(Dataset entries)

◇ ◇ ◇

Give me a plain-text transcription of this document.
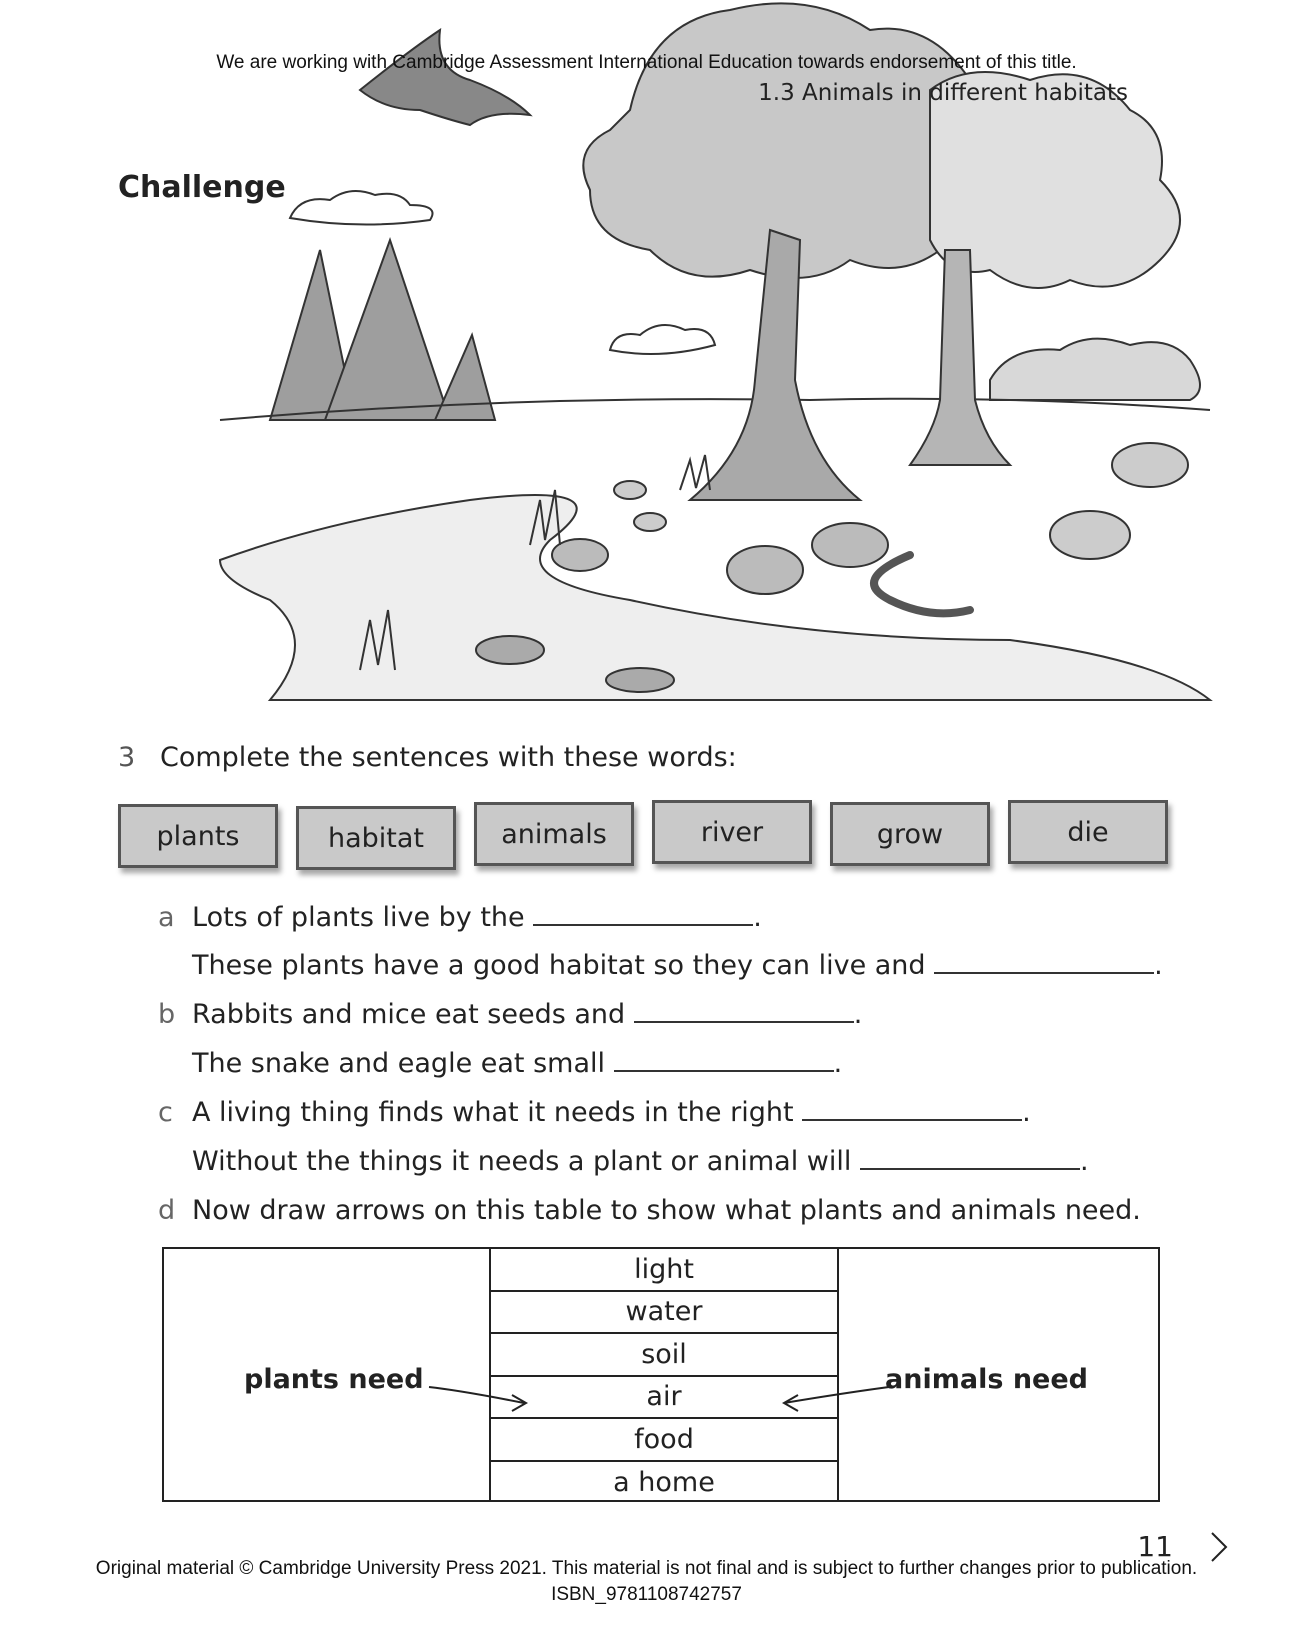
We are working with Cambridge Assessment International Education towards endorsement of this title.
1.3 Animals in different habitats
Challenge
3 Complete the sentences with these words:
plants	habitat	animals	river	grow	die
a Lots of plants live by the	.
These plants have a good habitat so they can live and	.
b Rabbits and mice eat seeds and	.
The snake and eagle eat small	.
c A living thing finds what it needs in the right	.
Without the things it needs a plant or animal will	.
d Now draw arrows on this table to show what plants and animals need.
plants need	animals need
light
water
soil
air
food
a home
11
Original material © Cambridge University Press 2021. This material is not final and is subject to further changes prior to publication.
ISBN_9781108742757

◇ ◇ ◇

Your task:
Copy the entries above faithfully and omit every image.

Correct output:
Give me a plain-text transcription of this document.
We are working with Cambridge Assessment International Education towards endorsement of this title.
1.3 Animals in different habitats
Challenge
3 Complete the sentences with these words:
plants	habitat	animals	river	grow	die
a Lots of plants live by the	.
These plants have a good habitat so they can live and	.
b Rabbits and mice eat seeds and	.
The snake and eagle eat small	.
c A living thing finds what it needs in the right	.
Without the things it needs a plant or animal will	.
d Now draw arrows on this table to show what plants and animals need.
plants need	animals need
light
water
soil
air
food
a home
11
Original material © Cambridge University Press 2021. This material is not final and is subject to further changes prior to publication.
ISBN_9781108742757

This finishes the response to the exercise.